__Instruction__
Repeat the full listing below verbatim and keep the images out.

__Input data__
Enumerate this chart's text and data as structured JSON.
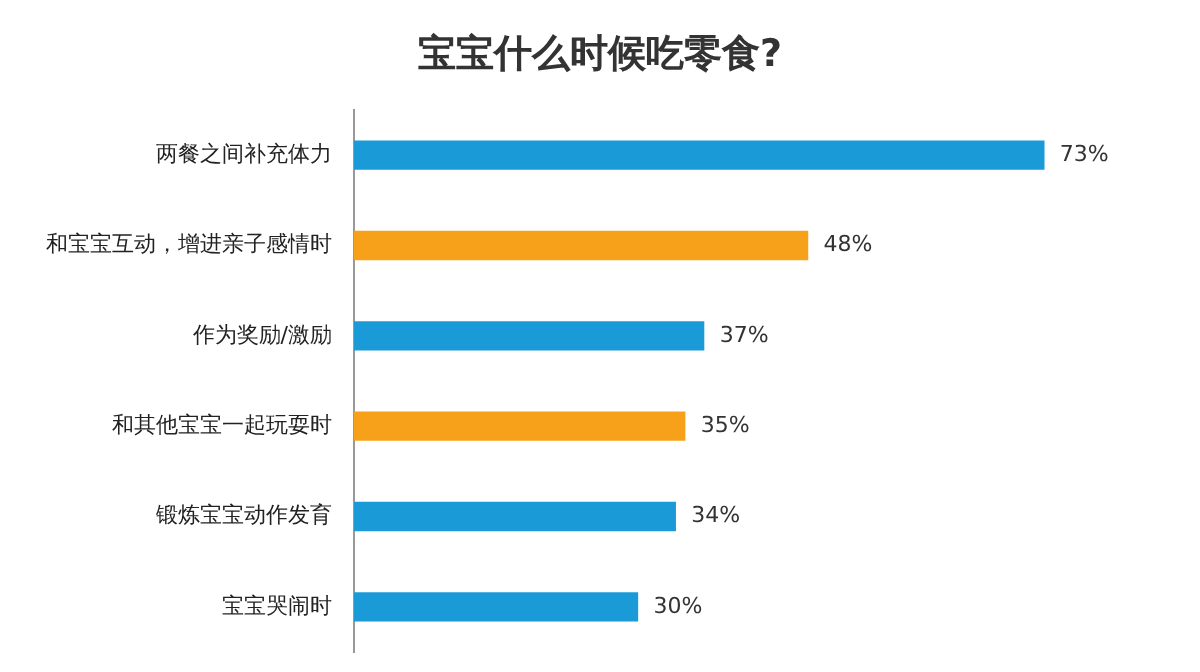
{
  "chart_data": {
    "type": "bar",
    "orientation": "horizontal",
    "title": "宝宝什么时候吃零食?",
    "categories": [
      "两餐之间补充体力",
      "和宝宝互动，增进亲子感情时",
      "作为奖励/激励",
      "和其他宝宝一起玩耍时",
      "锻炼宝宝动作发育",
      "宝宝哭闹时"
    ],
    "values": [
      73,
      48,
      37,
      35,
      34,
      30
    ],
    "colors": [
      "#1b9ad8",
      "#f7a11b",
      "#1b9ad8",
      "#f7a11b",
      "#1b9ad8",
      "#1b9ad8"
    ],
    "value_labels": [
      "73%",
      "48%",
      "37%",
      "35%",
      "34%",
      "30%"
    ],
    "tick_labels": "y",
    "legend": false
  }
}
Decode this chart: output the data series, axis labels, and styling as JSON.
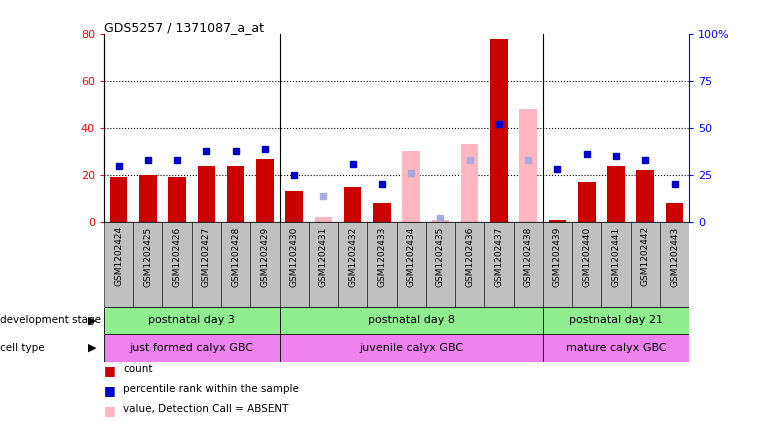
{
  "title": "GDS5257 / 1371087_a_at",
  "samples": [
    "GSM1202424",
    "GSM1202425",
    "GSM1202426",
    "GSM1202427",
    "GSM1202428",
    "GSM1202429",
    "GSM1202430",
    "GSM1202431",
    "GSM1202432",
    "GSM1202433",
    "GSM1202434",
    "GSM1202435",
    "GSM1202436",
    "GSM1202437",
    "GSM1202438",
    "GSM1202439",
    "GSM1202440",
    "GSM1202441",
    "GSM1202442",
    "GSM1202443"
  ],
  "count_values": [
    19,
    20,
    19,
    24,
    24,
    27,
    13,
    0,
    15,
    8,
    0,
    0,
    0,
    78,
    0,
    1,
    17,
    24,
    22,
    8
  ],
  "count_absent": [
    false,
    false,
    false,
    false,
    false,
    false,
    false,
    true,
    false,
    false,
    true,
    true,
    true,
    false,
    true,
    false,
    false,
    false,
    false,
    false
  ],
  "absent_count_values": [
    0,
    0,
    0,
    0,
    0,
    0,
    0,
    2,
    0,
    0,
    30,
    1,
    33,
    0,
    48,
    0,
    0,
    0,
    0,
    0
  ],
  "percentile_values": [
    30,
    33,
    33,
    38,
    38,
    39,
    25,
    0,
    31,
    20,
    0,
    0,
    0,
    52,
    0,
    28,
    36,
    35,
    33,
    20
  ],
  "percentile_absent": [
    false,
    false,
    false,
    false,
    false,
    false,
    false,
    true,
    false,
    false,
    true,
    true,
    true,
    false,
    true,
    false,
    false,
    false,
    false,
    false
  ],
  "absent_percentile_values": [
    0,
    0,
    0,
    0,
    0,
    0,
    0,
    14,
    0,
    0,
    26,
    2,
    33,
    0,
    33,
    0,
    0,
    0,
    0,
    0
  ],
  "group_boundaries": [
    0,
    6,
    15,
    20
  ],
  "group_labels": [
    "postnatal day 3",
    "postnatal day 8",
    "postnatal day 21"
  ],
  "cell_labels": [
    "just formed calyx GBC",
    "juvenile calyx GBC",
    "mature calyx GBC"
  ],
  "ylim_left": [
    0,
    80
  ],
  "ylim_right": [
    0,
    100
  ],
  "yticks_left": [
    0,
    20,
    40,
    60,
    80
  ],
  "yticks_right": [
    0,
    25,
    50,
    75,
    100
  ],
  "bar_color_present": "#CC0000",
  "bar_color_absent": "#FFB6C1",
  "dot_color_present": "#0000CC",
  "dot_color_absent": "#AAAADD",
  "dev_stage_color": "#90EE90",
  "cell_type_color": "#EE82EE",
  "label_cell_bg": "#C0C0C0",
  "background_color": "#ffffff"
}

__Task output__
Enumerate this chart's text and data as structured JSON.
{
  "chart_data": {
    "type": "bar",
    "orientation": "horizontal",
    "title": "宝宝什么时候吃零食?",
    "categories": [
      "两餐之间补充体力",
      "和宝宝互动，增进亲子感情时",
      "作为奖励/激励",
      "和其他宝宝一起玩耍时",
      "锻炼宝宝动作发育",
      "宝宝哭闹时"
    ],
    "values": [
      73,
      48,
      37,
      35,
      34,
      30
    ],
    "colors": [
      "#1b9ad8",
      "#f7a11b",
      "#1b9ad8",
      "#f7a11b",
      "#1b9ad8",
      "#1b9ad8"
    ],
    "value_labels": [
      "73%",
      "48%",
      "37%",
      "35%",
      "34%",
      "30%"
    ],
    "tick_labels": "y",
    "legend": false
  }
}
Decode this chart: output the data series, axis labels, and styling as JSON.
{
  "title": "GDS5257 / 1371087_a_at",
  "samples": [
    "GSM1202424",
    "GSM1202425",
    "GSM1202426",
    "GSM1202427",
    "GSM1202428",
    "GSM1202429",
    "GSM1202430",
    "GSM1202431",
    "GSM1202432",
    "GSM1202433",
    "GSM1202434",
    "GSM1202435",
    "GSM1202436",
    "GSM1202437",
    "GSM1202438",
    "GSM1202439",
    "GSM1202440",
    "GSM1202441",
    "GSM1202442",
    "GSM1202443"
  ],
  "count_values": [
    19,
    20,
    19,
    24,
    24,
    27,
    13,
    0,
    15,
    8,
    0,
    0,
    0,
    78,
    0,
    1,
    17,
    24,
    22,
    8
  ],
  "count_absent": [
    false,
    false,
    false,
    false,
    false,
    false,
    false,
    true,
    false,
    false,
    true,
    true,
    true,
    false,
    true,
    false,
    false,
    false,
    false,
    false
  ],
  "absent_count_values": [
    0,
    0,
    0,
    0,
    0,
    0,
    0,
    2,
    0,
    0,
    30,
    1,
    33,
    0,
    48,
    0,
    0,
    0,
    0,
    0
  ],
  "percentile_values": [
    30,
    33,
    33,
    38,
    38,
    39,
    25,
    0,
    31,
    20,
    0,
    0,
    0,
    52,
    0,
    28,
    36,
    35,
    33,
    20
  ],
  "percentile_absent": [
    false,
    false,
    false,
    false,
    false,
    false,
    false,
    true,
    false,
    false,
    true,
    true,
    true,
    false,
    true,
    false,
    false,
    false,
    false,
    false
  ],
  "absent_percentile_values": [
    0,
    0,
    0,
    0,
    0,
    0,
    0,
    14,
    0,
    0,
    26,
    2,
    33,
    0,
    33,
    0,
    0,
    0,
    0,
    0
  ],
  "group_boundaries": [
    0,
    6,
    15,
    20
  ],
  "group_labels": [
    "postnatal day 3",
    "postnatal day 8",
    "postnatal day 21"
  ],
  "cell_labels": [
    "just formed calyx GBC",
    "juvenile calyx GBC",
    "mature calyx GBC"
  ],
  "ylim_left": [
    0,
    80
  ],
  "ylim_right": [
    0,
    100
  ],
  "yticks_left": [
    0,
    20,
    40,
    60,
    80
  ],
  "yticks_right": [
    0,
    25,
    50,
    75,
    100
  ],
  "bar_color_present": "#CC0000",
  "bar_color_absent": "#FFB6C1",
  "dot_color_present": "#0000CC",
  "dot_color_absent": "#AAAADD",
  "dev_stage_color": "#90EE90",
  "cell_type_color": "#EE82EE",
  "label_cell_bg": "#C0C0C0",
  "background_color": "#ffffff"
}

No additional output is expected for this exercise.